Task directions - Leave out the pictures and copy the remaining records exactly.

========================

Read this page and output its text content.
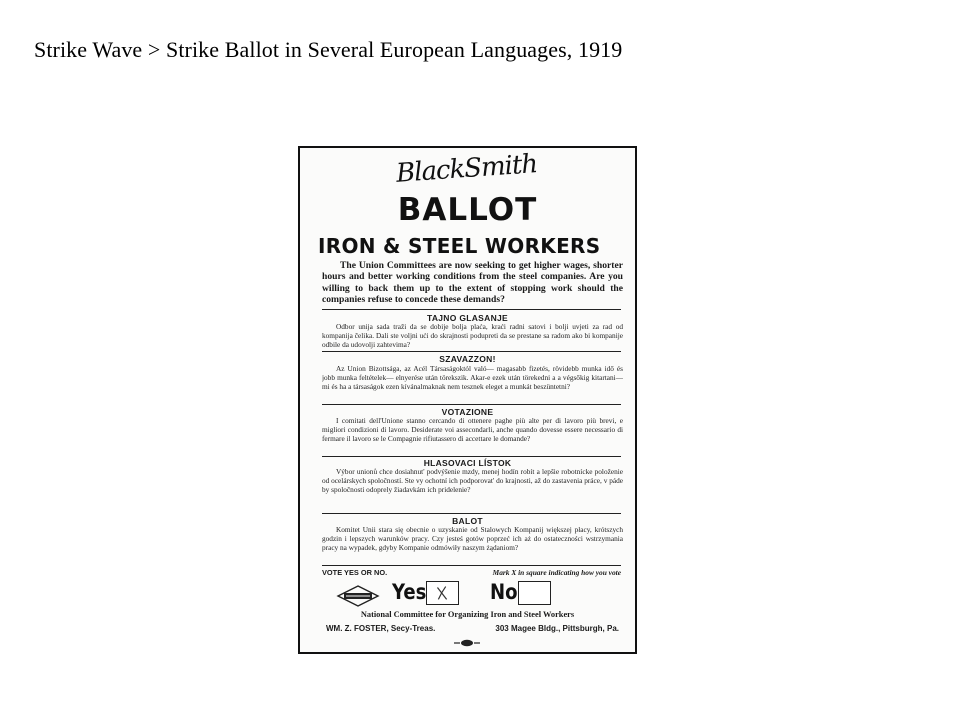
Strike Wave > Strike Ballot in Several European Languages, 1919
BlackSmith
BALLOT
IRON & STEEL WORKERS
The Union Committees are now seeking to get higher wages, shorter hours and better working conditions from the steel companies. Are you willing to back them up to the extent of stopping work should the companies refuse to concede these demands?
TAJNO GLASANJE
Odbor unija sada traži da se dobije bolja plaća, kraći radni satovi i bolji uvjeti za rad od kompanija čelika. Dali ste voljni ući do skrajnosti podupreti da se prestane sa radom ako bi kompanije odbile da udovolji zahtevima?
SZAVAZZON!
Az Union Bizottsága, az Acél Társaságoktól való— magasabb fizetés, rövidebb munka idő és jobb munka feltételek— elnyerése után törekszik. Akar-e ezek után törekedni a a végsőkig kitartani— mi és ha a társaságok ezen kívánalmaknak nem tesznek eleget a munkát beszüntetni?
VOTAZIONE
I comitati dell'Unione stanno cercando di ottenere paghe più alte per di lavoro più brevi, e migliori condizioni di lavoro. Desiderate voi assecondarli, anche quando dovesse essere necessario di fermare il lavoro se le Compagnie rifiutassero di accettare le domande?
HLASOVACI LÍSTOK
Výbor unionů chce dosiahnut' podvýšenie mzdy, menej hodín robít a lepšie robotnícke položenie od ocelárskych spoločností. Ste vy ochotní ich podporovat' do krajnosti, až do zastavenia práce, v páde by spoločnosti odoprely žiadavkám ich pridelenie?
BALOT
Komitet Unii stara się obecnie o uzyskanie od Stalowych Kompanij większej płacy, krótszych godzin i lepszych warunków pracy. Czy jesteś gotów poprzeć ich aż do ostateczności wstrzymania pracy na wypadek, gdyby Kompanie odmówiły naszym żądaniom?
VOTE YES OR NO.	Mark X in square indicating how you vote
Yes	No
National Committee for Organizing Iron and Steel Workers
WM. Z. FOSTER, Secy-Treas.	303 Magee Bldg., Pittsburgh, Pa.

========================

Exercise response -
Read this page and output its text content.
Strike Wave > Strike Ballot in Several European Languages, 1919
BlackSmith
BALLOT
IRON & STEEL WORKERS
The Union Committees are now seeking to get higher wages, shorter hours and better working conditions from the steel companies. Are you willing to back them up to the extent of stopping work should the companies refuse to concede these demands?
TAJNO GLASANJE
Odbor unija sada traži da se dobije bolja plaća, kraći radni satovi i bolji uvjeti za rad od kompanija čelika. Dali ste voljni ući do skrajnosti podupreti da se prestane sa radom ako bi kompanije odbile da udovolji zahtevima?
SZAVAZZON!
Az Union Bizottsága, az Acél Társaságoktól való— magasabb fizetés, rövidebb munka idő és jobb munka feltételek— elnyerése után törekszik. Akar-e ezek után törekedni a a végsőkig kitartani— mi és ha a társaságok ezen kívánalmaknak nem tesznek eleget a munkát beszüntetni?
VOTAZIONE
I comitati dell'Unione stanno cercando di ottenere paghe più alte per di lavoro più brevi, e migliori condizioni di lavoro. Desiderate voi assecondarli, anche quando dovesse essere necessario di fermare il lavoro se le Compagnie rifiutassero di accettare le domande?
HLASOVACI LÍSTOK
Výbor unionů chce dosiahnut' podvýšenie mzdy, menej hodín robít a lepšie robotnícke položenie od ocelárskych spoločností. Ste vy ochotní ich podporovat' do krajnosti, až do zastavenia práce, v páde by spoločnosti odoprely žiadavkám ich pridelenie?
BALOT
Komitet Unii stara się obecnie o uzyskanie od Stalowych Kompanij większej płacy, krótszych godzin i lepszych warunków pracy. Czy jesteś gotów poprzeć ich aż do ostateczności wstrzymania pracy na wypadek, gdyby Kompanie odmówiły naszym żądaniom?
VOTE YES OR NO.	Mark X in square indicating how you vote
Yes	No
National Committee for Organizing Iron and Steel Workers
WM. Z. FOSTER, Secy-Treas.	303 Magee Bldg., Pittsburgh, Pa.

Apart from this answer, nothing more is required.